* Tareas *
[a] Enumera los lugares donde, según el pasaje, viajar por China implica incomodidades.
[b] Según el pasaje, ¿qué le dieron al cronista cuando quiso comprar un bolígrafo?

─── Pasaje

En bicicleta, Ovejero visitó monasterios y lugares arcanos para los jóvenes de todo el mundo que sueñan con el nirvana, pero en el camino a Kunming, en Yunnam, descubrió en el restaurante donde estacionó el autobús, la cara sucia del socialismo chino: La indigencia, la miseria, “la mirada embrutecida, destrozada, de los hambrientos […] Esta visión ha echado un poco abajo la imagen que nos habíamos ido formando de China. No me ha hecho falta ir a las zonas prohibidas” (2005: 318).
La historia de China es demasiado compleja para cualquier occidental. Tratar de entenderla desde las páginas de los ensayistas o en un viaje rápido que no deja de ser turismo, es un riesgo. Pero aun así, de la lectura del libro de José Ovejero quedan pocas ganas de viajar a un lugar con tantas incomodidades: en los buses, en los trenes, en los hoteles… Con itinerarios interrumpidos por las inundaciones de los ríos desbordados y las carreteras bloqueadas. El texto contiene reflexiones sin tropiezo sobre las condiciones del viajero en una tierra donde los letreros y el lenguaje no pueden perturbar la mente, porque nada le dicen a su pensamiento, a su mirada. Y no solamente porque el chino sea una lengua desconocida totalmente para el cronista (quien es, además, un políglota europeo), sino porque en muchos lugares a donde se metió nadie más hablaba otra lengua en la que al menos pudiera comunicarse para comprar un bolígrafo. Cuando lo hizo le dieron un cepillo de dientes, y únicamente en el hotel descubrió el error.
No sé si una situación así sea halagadora para quien gusta de caminar solo por el mundo. El viaje por un territorio sin el asidero de la lengua debe llevar, en algún momento, a la frontera de la locura, del desespero, del suicidio.
Quince años son, también, mucho tiempo para un país dinámico como China. El territorio de privaciones que encontró Ovejero en mil novecientos noventa y uno cambió. Él mismo sabe que si regresara en dos mil seis encontraría una república diferente. Y sería, otra vez, un viaje a un lugar desconocido… Aunque sin duda con los mismos chinos supersticiosos, escupiendo sobre el suelo todo el día para alejar las desgracias…, y la misma Ciudad Prohibida de los emperadores, repleta de turistas con celulares, todavía presidida por el retrato oficial y gigante de Mao colgado en sus paredes.
Cuba escatófila
Trilogía sucia de La Habana. Pedro Juan Gutiérrez. Barcelona: Anagrama, 1998, 362 p.
Trilogía sucia de La Habana es un libro escatológico: El detrito en el que está convertida Cuba en los últimos catorce años, apestan en las trescientas sesenta y dos páginas de un cronista que uno pensaría que miente, si el lector no hubiera visto con sus propios ojos esa realidad cruda durante un viaje de trece días en abril de dos mil tres, y de una semana en agosto de dos mil ocho, mientras los huracanes “Gustav” e “Ike” sacudían la Isla, tal como Pedro Juan Gutiérrez (Matanzas, Cuba, 1950) la describe: El otro infierno en el que devino la Cuba saturnal de Batista.

──────
─── Registros de datos

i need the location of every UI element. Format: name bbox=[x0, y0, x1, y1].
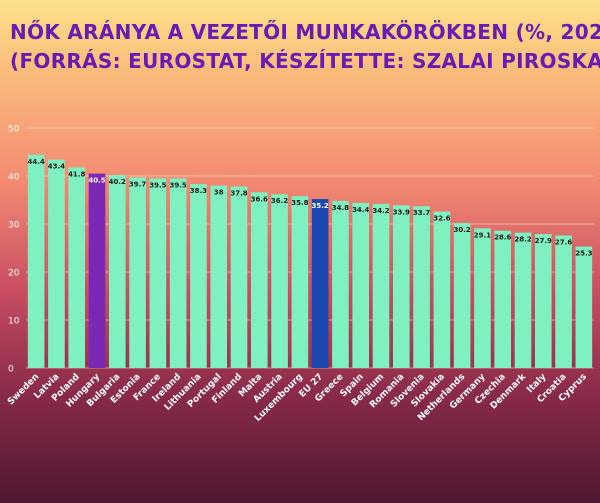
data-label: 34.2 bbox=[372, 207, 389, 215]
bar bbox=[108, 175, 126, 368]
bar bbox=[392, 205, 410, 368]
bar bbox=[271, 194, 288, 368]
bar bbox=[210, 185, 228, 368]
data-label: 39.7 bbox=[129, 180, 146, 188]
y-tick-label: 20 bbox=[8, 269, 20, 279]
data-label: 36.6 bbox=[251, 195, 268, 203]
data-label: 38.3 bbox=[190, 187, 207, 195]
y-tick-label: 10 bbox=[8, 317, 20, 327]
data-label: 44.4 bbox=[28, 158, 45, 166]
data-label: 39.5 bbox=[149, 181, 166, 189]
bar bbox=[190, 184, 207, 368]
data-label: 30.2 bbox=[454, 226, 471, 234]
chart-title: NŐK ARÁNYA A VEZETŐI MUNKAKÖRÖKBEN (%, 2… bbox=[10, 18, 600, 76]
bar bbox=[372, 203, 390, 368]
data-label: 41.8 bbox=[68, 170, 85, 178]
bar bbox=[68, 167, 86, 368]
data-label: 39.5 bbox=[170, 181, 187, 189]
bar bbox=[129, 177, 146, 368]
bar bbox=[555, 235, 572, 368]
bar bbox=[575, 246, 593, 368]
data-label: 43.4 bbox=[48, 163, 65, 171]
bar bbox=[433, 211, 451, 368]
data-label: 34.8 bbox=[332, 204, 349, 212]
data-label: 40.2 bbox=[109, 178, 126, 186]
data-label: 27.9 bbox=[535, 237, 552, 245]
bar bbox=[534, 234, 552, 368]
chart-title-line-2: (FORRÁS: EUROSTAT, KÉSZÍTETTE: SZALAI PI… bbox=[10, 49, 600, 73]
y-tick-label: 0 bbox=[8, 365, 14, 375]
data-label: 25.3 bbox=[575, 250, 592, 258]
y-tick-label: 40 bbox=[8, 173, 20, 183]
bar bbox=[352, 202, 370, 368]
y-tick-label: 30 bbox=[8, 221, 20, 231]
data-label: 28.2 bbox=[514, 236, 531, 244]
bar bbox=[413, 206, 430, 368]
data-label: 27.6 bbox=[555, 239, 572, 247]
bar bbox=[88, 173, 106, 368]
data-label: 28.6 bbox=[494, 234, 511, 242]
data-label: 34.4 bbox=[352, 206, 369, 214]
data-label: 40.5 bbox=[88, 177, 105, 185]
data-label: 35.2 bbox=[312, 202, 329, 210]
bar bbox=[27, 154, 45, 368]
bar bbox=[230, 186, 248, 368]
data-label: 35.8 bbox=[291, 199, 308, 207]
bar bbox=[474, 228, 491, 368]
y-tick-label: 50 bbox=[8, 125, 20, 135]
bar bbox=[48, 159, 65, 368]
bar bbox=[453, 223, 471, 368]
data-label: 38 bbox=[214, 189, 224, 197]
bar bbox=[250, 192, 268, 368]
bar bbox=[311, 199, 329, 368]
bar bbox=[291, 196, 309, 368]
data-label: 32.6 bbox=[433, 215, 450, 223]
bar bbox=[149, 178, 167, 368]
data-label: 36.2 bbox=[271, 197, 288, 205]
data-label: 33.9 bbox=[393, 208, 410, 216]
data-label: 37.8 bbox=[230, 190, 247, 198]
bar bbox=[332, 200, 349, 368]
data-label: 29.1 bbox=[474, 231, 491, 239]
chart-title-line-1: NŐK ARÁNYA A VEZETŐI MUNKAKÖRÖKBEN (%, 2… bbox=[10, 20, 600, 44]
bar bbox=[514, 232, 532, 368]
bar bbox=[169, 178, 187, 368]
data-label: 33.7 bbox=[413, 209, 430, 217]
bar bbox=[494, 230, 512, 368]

──────

* Resultados *
[a] Los buses, los trenes y los hoteles.

[b] Un cepillo de dientes.